::: EXTRACTED DATA

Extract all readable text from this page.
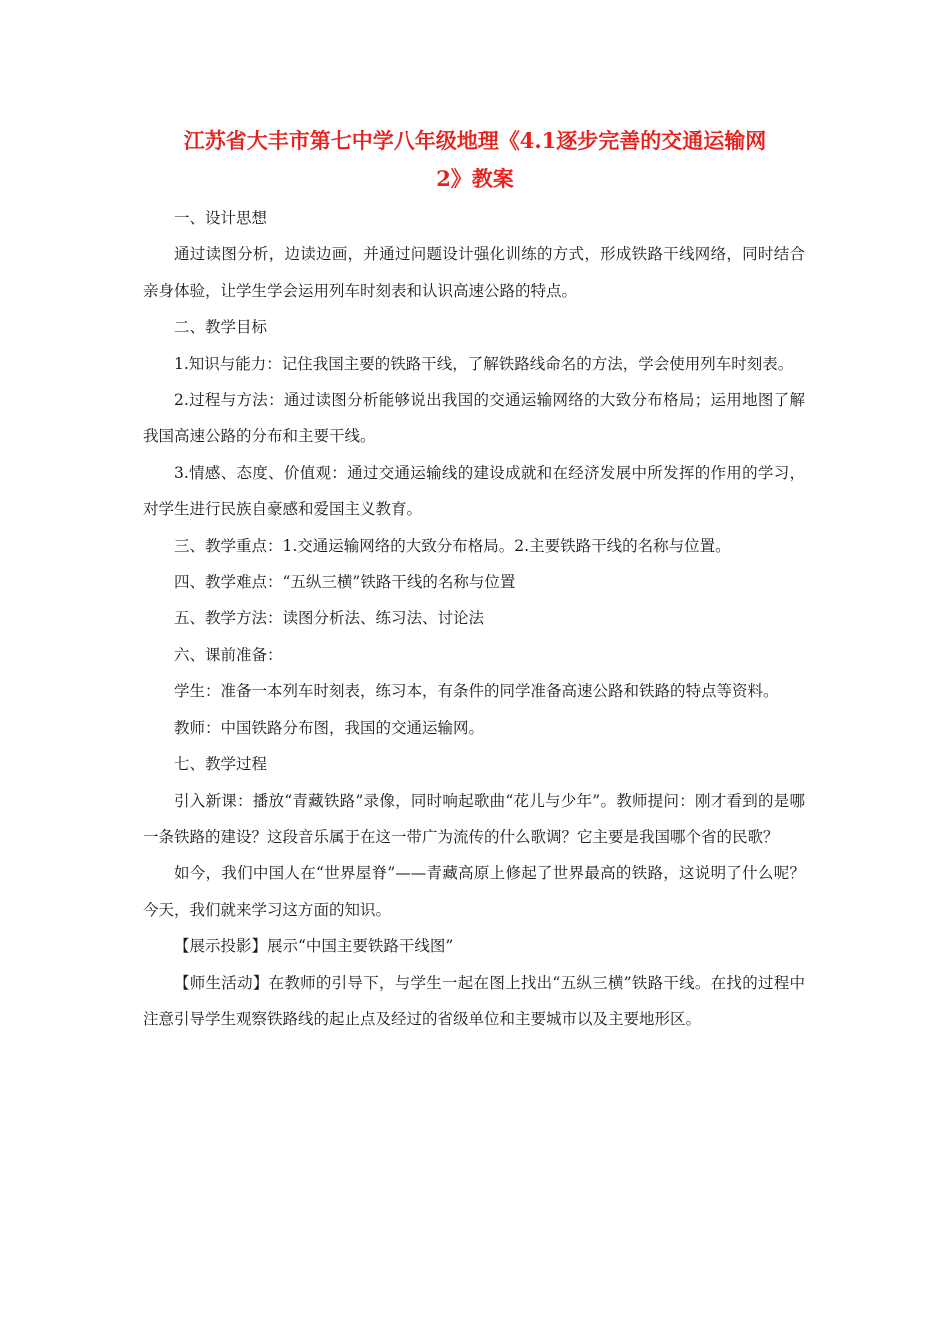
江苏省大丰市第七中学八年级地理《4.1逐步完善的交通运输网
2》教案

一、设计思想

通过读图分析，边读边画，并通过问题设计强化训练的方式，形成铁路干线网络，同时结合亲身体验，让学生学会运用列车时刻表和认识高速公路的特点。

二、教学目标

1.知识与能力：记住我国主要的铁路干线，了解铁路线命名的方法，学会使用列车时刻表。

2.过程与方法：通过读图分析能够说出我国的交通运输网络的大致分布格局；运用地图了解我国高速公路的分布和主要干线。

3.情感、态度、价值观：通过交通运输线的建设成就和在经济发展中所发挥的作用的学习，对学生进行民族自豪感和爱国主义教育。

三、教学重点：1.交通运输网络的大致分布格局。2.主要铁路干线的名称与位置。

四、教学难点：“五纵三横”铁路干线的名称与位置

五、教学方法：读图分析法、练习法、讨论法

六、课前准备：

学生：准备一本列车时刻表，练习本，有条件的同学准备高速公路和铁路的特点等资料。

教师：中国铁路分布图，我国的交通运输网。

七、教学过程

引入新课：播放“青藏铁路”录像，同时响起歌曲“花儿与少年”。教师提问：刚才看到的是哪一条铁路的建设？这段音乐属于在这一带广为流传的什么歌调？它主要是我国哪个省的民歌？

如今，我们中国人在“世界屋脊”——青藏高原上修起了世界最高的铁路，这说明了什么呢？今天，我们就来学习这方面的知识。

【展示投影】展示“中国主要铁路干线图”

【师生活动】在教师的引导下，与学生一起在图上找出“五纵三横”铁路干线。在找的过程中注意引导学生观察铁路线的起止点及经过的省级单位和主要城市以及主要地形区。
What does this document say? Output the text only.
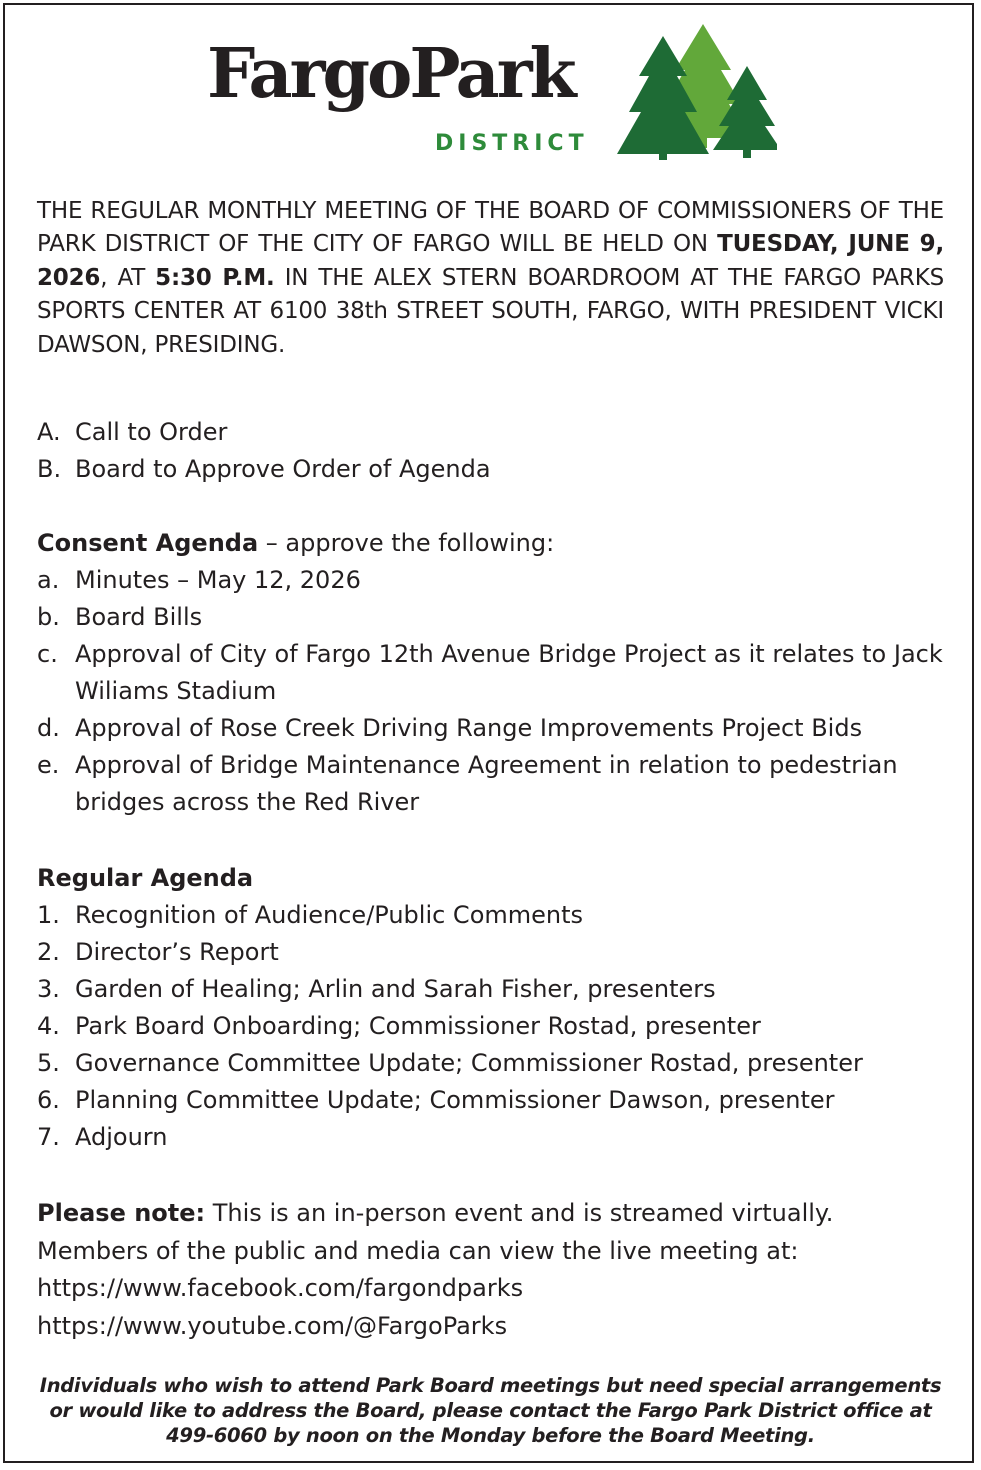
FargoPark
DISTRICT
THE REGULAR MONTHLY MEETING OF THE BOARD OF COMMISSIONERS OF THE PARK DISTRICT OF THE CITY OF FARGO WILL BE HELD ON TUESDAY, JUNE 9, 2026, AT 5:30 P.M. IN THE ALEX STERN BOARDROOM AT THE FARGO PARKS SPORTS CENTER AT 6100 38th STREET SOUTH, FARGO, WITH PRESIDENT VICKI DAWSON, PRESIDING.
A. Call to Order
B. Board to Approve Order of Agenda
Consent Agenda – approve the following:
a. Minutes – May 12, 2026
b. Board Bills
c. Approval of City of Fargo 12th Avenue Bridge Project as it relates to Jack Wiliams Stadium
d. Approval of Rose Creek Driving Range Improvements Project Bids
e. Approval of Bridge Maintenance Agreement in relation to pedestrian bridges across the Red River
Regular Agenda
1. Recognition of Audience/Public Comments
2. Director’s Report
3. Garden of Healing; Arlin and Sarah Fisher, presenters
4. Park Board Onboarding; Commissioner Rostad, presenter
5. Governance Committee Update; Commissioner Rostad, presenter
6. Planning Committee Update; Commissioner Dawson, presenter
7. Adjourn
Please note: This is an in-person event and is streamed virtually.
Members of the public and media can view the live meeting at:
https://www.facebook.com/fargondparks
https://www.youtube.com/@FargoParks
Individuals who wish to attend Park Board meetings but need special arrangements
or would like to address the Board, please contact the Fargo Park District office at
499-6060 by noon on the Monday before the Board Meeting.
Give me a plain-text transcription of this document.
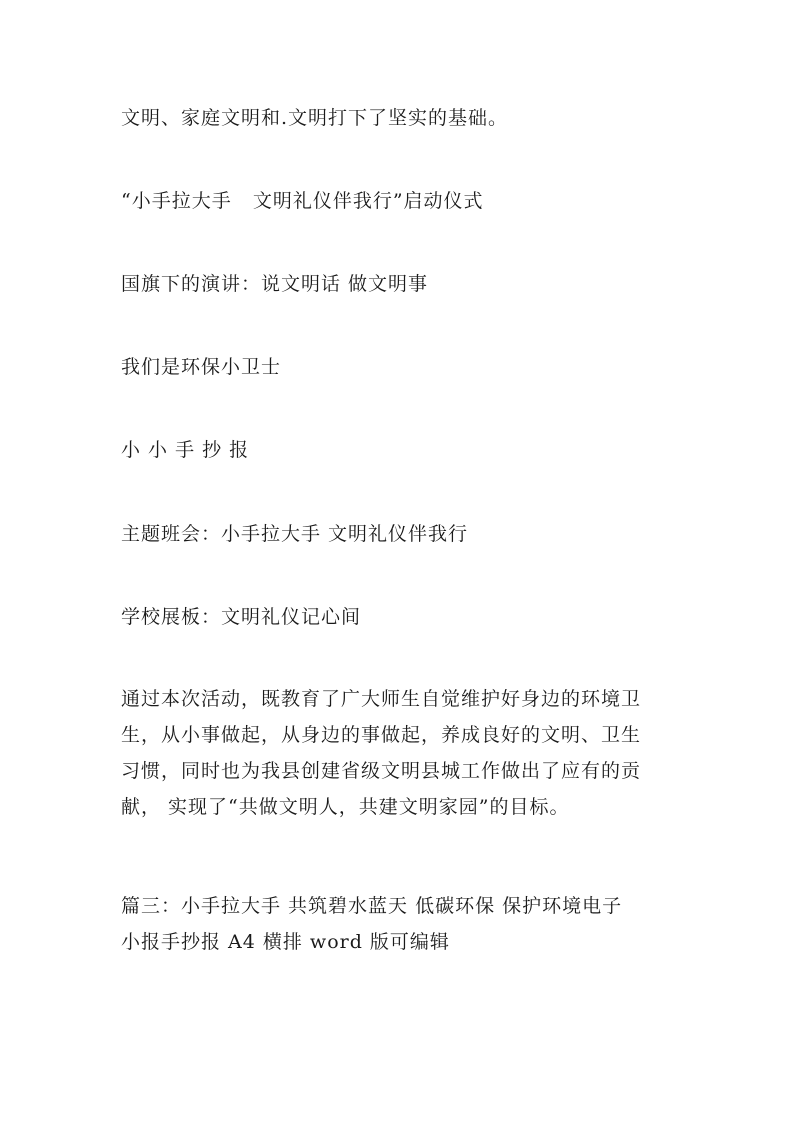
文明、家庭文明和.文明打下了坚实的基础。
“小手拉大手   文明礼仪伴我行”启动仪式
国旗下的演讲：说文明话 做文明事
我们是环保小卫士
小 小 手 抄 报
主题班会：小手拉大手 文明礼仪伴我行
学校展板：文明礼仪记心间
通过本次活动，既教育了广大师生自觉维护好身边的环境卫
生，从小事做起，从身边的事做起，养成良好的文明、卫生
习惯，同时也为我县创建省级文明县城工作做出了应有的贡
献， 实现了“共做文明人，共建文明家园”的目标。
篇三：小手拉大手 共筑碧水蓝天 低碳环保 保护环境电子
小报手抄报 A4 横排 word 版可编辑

::::::

[EXERCISE DETAILS] All of the entries above should be copied exactly, except for the pictures.

[TASK OUTPUT]
Extract all readable text from this page.
江苏省大丰市第七中学八年级地理《4.1逐步完善的交通运输网
2》教案

一、设计思想

通过读图分析，边读边画，并通过问题设计强化训练的方式，形成铁路干线网络，同时结合亲身体验，让学生学会运用列车时刻表和认识高速公路的特点。

二、教学目标

1.知识与能力：记住我国主要的铁路干线，了解铁路线命名的方法，学会使用列车时刻表。

2.过程与方法：通过读图分析能够说出我国的交通运输网络的大致分布格局；运用地图了解我国高速公路的分布和主要干线。

3.情感、态度、价值观：通过交通运输线的建设成就和在经济发展中所发挥的作用的学习，对学生进行民族自豪感和爱国主义教育。

三、教学重点：1.交通运输网络的大致分布格局。2.主要铁路干线的名称与位置。

四、教学难点：“五纵三横”铁路干线的名称与位置

五、教学方法：读图分析法、练习法、讨论法

六、课前准备：

学生：准备一本列车时刻表，练习本，有条件的同学准备高速公路和铁路的特点等资料。

教师：中国铁路分布图，我国的交通运输网。

七、教学过程

引入新课：播放“青藏铁路”录像，同时响起歌曲“花儿与少年”。教师提问：刚才看到的是哪一条铁路的建设？这段音乐属于在这一带广为流传的什么歌调？它主要是我国哪个省的民歌？

如今，我们中国人在“世界屋脊”——青藏高原上修起了世界最高的铁路，这说明了什么呢？今天，我们就来学习这方面的知识。

【展示投影】展示“中国主要铁路干线图”

【师生活动】在教师的引导下，与学生一起在图上找出“五纵三横”铁路干线。在找的过程中注意引导学生观察铁路线的起止点及经过的省级单位和主要城市以及主要地形区。
What does this document say? Output the text only.
FargoPark
DISTRICT
THE REGULAR MONTHLY MEETING OF THE BOARD OF COMMISSIONERS OF THE PARK DISTRICT OF THE CITY OF FARGO WILL BE HELD ON TUESDAY, JUNE 9, 2026, AT 5:30 P.M. IN THE ALEX STERN BOARDROOM AT THE FARGO PARKS SPORTS CENTER AT 6100 38th STREET SOUTH, FARGO, WITH PRESIDENT VICKI DAWSON, PRESIDING.
A. Call to Order
B. Board to Approve Order of Agenda
Consent Agenda – approve the following:
a. Minutes – May 12, 2026
b. Board Bills
c. Approval of City of Fargo 12th Avenue Bridge Project as it relates to Jack Wiliams Stadium
d. Approval of Rose Creek Driving Range Improvements Project Bids
e. Approval of Bridge Maintenance Agreement in relation to pedestrian bridges across the Red River
Regular Agenda
1. Recognition of Audience/Public Comments
2. Director’s Report
3. Garden of Healing; Arlin and Sarah Fisher, presenters
4. Park Board Onboarding; Commissioner Rostad, presenter
5. Governance Committee Update; Commissioner Rostad, presenter
6. Planning Committee Update; Commissioner Dawson, presenter
7. Adjourn
Please note: This is an in-person event and is streamed virtually.
Members of the public and media can view the live meeting at:
https://www.facebook.com/fargondparks
https://www.youtube.com/@FargoParks
Individuals who wish to attend Park Board meetings but need special arrangements
or would like to address the Board, please contact the Fargo Park District office at
499-6060 by noon on the Monday before the Board Meeting.
Give me a plain-text transcription of this document.
文明、家庭文明和.文明打下了坚实的基础。
“小手拉大手   文明礼仪伴我行”启动仪式
国旗下的演讲：说文明话 做文明事
我们是环保小卫士
小 小 手 抄 报
主题班会：小手拉大手 文明礼仪伴我行
学校展板：文明礼仪记心间
通过本次活动，既教育了广大师生自觉维护好身边的环境卫
生，从小事做起，从身边的事做起，养成良好的文明、卫生
习惯，同时也为我县创建省级文明县城工作做出了应有的贡
献， 实现了“共做文明人，共建文明家园”的目标。
篇三：小手拉大手 共筑碧水蓝天 低碳环保 保护环境电子
小报手抄报 A4 横排 word 版可编辑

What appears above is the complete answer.